● **Objective**:
Check each line of the records below and collect those holding "GISY".

Records from a collection of figures:
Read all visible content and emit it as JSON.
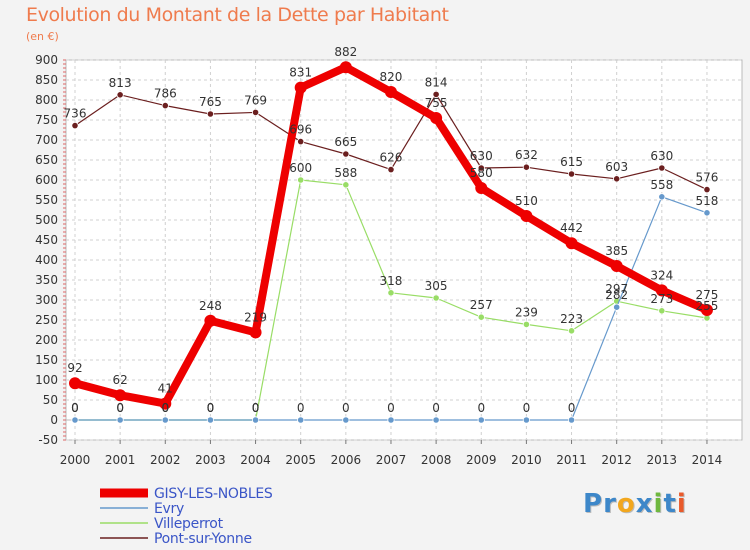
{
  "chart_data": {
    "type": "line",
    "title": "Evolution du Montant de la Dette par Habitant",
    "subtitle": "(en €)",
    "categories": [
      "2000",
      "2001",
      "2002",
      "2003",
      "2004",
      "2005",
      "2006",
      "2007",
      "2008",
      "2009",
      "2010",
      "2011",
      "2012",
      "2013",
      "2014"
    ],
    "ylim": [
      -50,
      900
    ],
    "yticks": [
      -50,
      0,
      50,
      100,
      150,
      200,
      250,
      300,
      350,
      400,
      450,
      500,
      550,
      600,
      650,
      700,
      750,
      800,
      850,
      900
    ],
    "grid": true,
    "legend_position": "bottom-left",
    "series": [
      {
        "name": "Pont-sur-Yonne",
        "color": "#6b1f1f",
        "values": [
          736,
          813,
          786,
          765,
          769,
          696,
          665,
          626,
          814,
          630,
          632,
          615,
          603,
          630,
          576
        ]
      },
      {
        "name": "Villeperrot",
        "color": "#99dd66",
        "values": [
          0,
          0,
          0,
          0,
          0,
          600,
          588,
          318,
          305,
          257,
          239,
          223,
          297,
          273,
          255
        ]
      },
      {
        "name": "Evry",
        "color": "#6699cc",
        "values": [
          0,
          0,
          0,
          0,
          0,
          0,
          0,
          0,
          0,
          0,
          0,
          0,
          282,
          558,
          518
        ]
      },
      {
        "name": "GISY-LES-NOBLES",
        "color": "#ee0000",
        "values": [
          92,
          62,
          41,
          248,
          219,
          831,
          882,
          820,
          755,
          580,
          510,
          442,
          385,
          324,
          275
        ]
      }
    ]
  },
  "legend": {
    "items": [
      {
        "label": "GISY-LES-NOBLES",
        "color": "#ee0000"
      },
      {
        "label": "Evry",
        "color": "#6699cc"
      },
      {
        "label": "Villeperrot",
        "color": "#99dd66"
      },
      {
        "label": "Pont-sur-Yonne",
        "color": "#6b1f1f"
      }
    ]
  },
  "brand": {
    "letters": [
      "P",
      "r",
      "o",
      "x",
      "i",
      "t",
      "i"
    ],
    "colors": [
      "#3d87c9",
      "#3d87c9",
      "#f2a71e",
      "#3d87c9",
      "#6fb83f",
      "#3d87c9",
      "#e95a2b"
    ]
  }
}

* * *

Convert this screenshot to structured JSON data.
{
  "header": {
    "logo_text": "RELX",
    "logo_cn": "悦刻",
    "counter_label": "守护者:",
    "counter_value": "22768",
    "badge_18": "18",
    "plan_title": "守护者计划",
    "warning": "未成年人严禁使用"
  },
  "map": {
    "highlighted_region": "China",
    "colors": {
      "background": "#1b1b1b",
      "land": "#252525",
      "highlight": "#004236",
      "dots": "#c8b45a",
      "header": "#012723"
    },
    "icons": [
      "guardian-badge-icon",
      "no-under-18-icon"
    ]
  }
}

● **Task output**:
        "name": "GISY-LES-NOBLES",
        "label": "GISY-LES-NOBLES",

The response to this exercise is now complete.